━━━━━ Record list

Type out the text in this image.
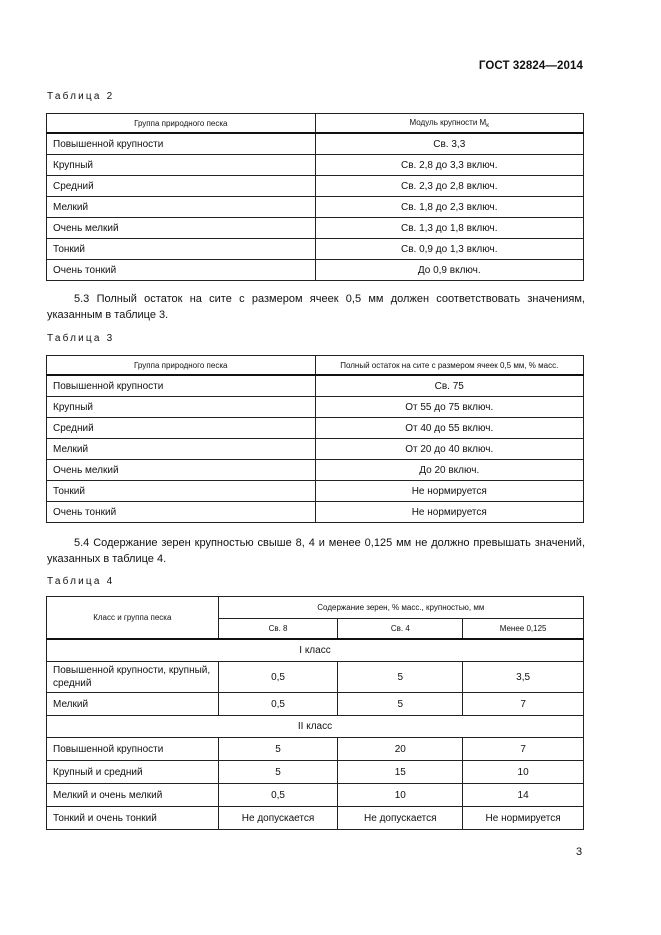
ГОСТ 32824—2014
Таблица 2
Группа природного песка	Модуль крупности $М_к$
Повышенной крупности	Св. 3,3
Крупный	Св. 2,8 до 3,3 включ.
Средний	Св. 2,3 до 2,8 включ.
Мелкий	Св. 1,8 до 2,3 включ.
Очень мелкий	Св. 1,3 до 1,8 включ.
Тонкий	Св. 0,9 до 1,3 включ.
Очень тонкий	До 0,9 включ.

5.3 Полный остаток на сите с размером ячеек 0,5 мм должен соответствовать значениям, указанным в таблице 3.

Таблица 3
Группа природного песка	Полный остаток на сите с размером ячеек 0,5 мм, % масс.
Повышенной крупности	Св. 75
Крупный	От 55 до 75 включ.
Средний	От 40 до 55 включ.
Мелкий	От 20 до 40 включ.
Очень мелкий	До 20 включ.
Тонкий	Не нормируется
Очень тонкий	Не нормируется

5.4 Содержание зерен крупностью свыше 8, 4 и менее 0,125 мм не должно превышать значений, указанных в таблице 4.

Таблица 4
Класс и группа песка	Содержание зерен, % масс., крупностью, мм		
	Св. 8	Св. 4	Менее 0,125
I класс			
Повышенной крупности, крупный, средний	0,5	5	3,5
Мелкий	0,5	5	7
II класс			
Повышенной крупности	5	20	7
Крупный и средний	5	15	10
Мелкий и очень мелкий	0,5	10	14
Тонкий и очень тонкий	Не допускается	Не допускается	Не нормируется
3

━━━━━━━━━━

Given request — Your task is to list each line of the records with the word "зерен".

The output —
5.4 Содержание зерен крупностью свыше 8, 4 и менее 0,125 мм не должно превышать значений, указанных в таблице 4.
Класс и группа песка	Содержание зерен, % масс., крупностью, мм		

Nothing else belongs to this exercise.